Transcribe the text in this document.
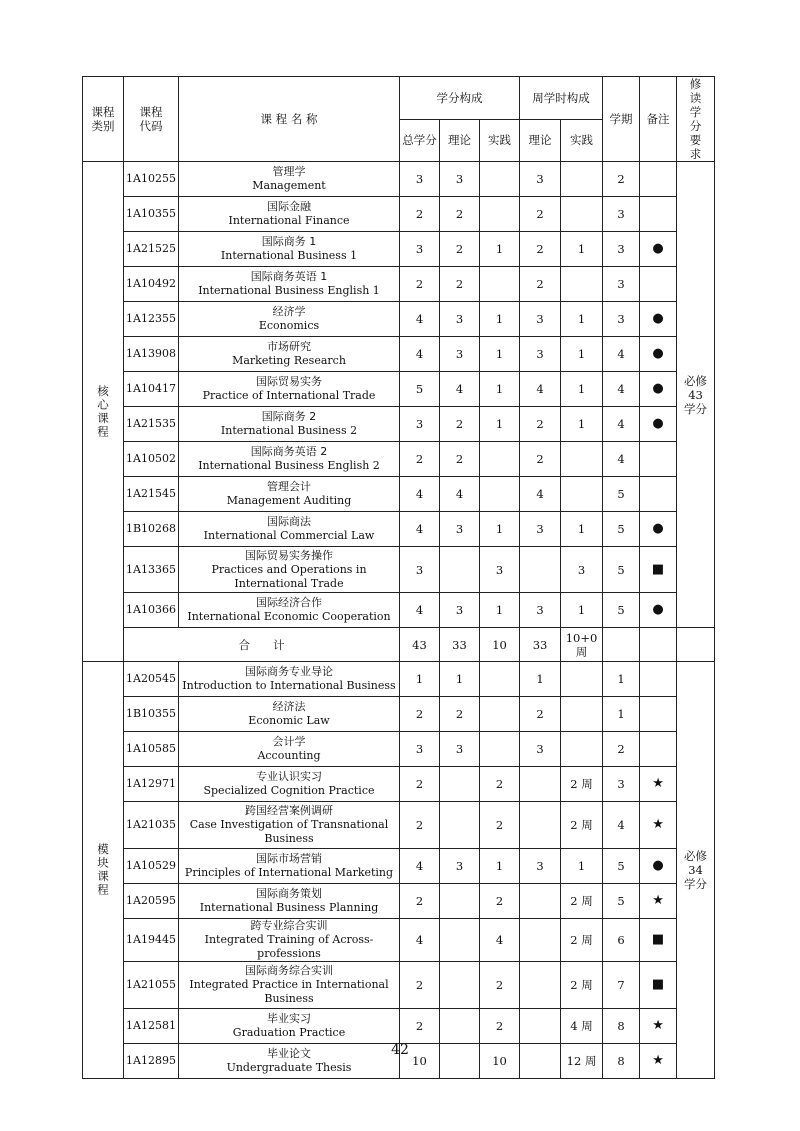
课程类别	课程代码	课 程 名 称	学分构成			周学时构成		学期	备注	修读学分要求
			总学分	理论	实践	理论	实践			

核心课程	1A10255	管理学
Management	3	3		3		2		必修43学分
	1A10355	国际金融
International Finance	2	2		2		3		
	1A21525	国际商务 1
International Business 1	3	2	1	2	1	3	●	
	1A10492	国际商务英语 1
International Business English 1	2	2		2		3		
	1A12355	经济学
Economics	4	3	1	3	1	3	●	
	1A13908	市场研究
Marketing Research	4	3	1	3	1	4	●	
	1A10417	国际贸易实务
Practice of International Trade	5	4	1	4	1	4	●	
	1A21535	国际商务 2
International Business 2	3	2	1	2	1	4	●	
	1A10502	国际商务英语 2
International Business English 2	2	2		2		4		
	1A21545	管理会计
Management Auditing	4	4		4		5		
	1B10268	国际商法
International Commercial Law	4	3	1	3	1	5	●	
	1A13365	国际贸易实务操作
Practices and Operations in International Trade	3		3		3	5	■	
	1A10366	国际经济合作
International Economic Cooperation	4	3	1	3	1	5	●	
	合　　计		43	33	10	33	10+0 周			

模块课程	1A20545	国际商务专业导论
Introduction to International Business	1	1		1		1		必修34学分
	1B10355	经济法
Economic Law	2	2		2		1		
	1A10585	会计学
Accounting	3	3		3		2		
	1A12971	专业认识实习
Specialized Cognition Practice	2		2		2 周	3	★	
	1A21035	跨国经营案例调研
Case Investigation of Transnational Business	2		2		2 周	4	★	
	1A10529	国际市场营销
Principles of International Marketing	4	3	1	3	1	5	●	
	1A20595	国际商务策划
International Business Planning	2		2		2 周	5	★	
	1A19445	跨专业综合实训
Integrated Training of Across-professions	4		4		2 周	6	■	
	1A21055	国际商务综合实训
Integrated Practice in International Business	2		2		2 周	7	■	
	1A12581	毕业实习
Graduation Practice	2		2		4 周	8	★	
	1A12895	毕业论文
Undergraduate Thesis	10		10		12 周	8	★	
42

__Directive__
Work through the records line by line and tally those with the word "Management". Report only the total.

__Result of the task__
2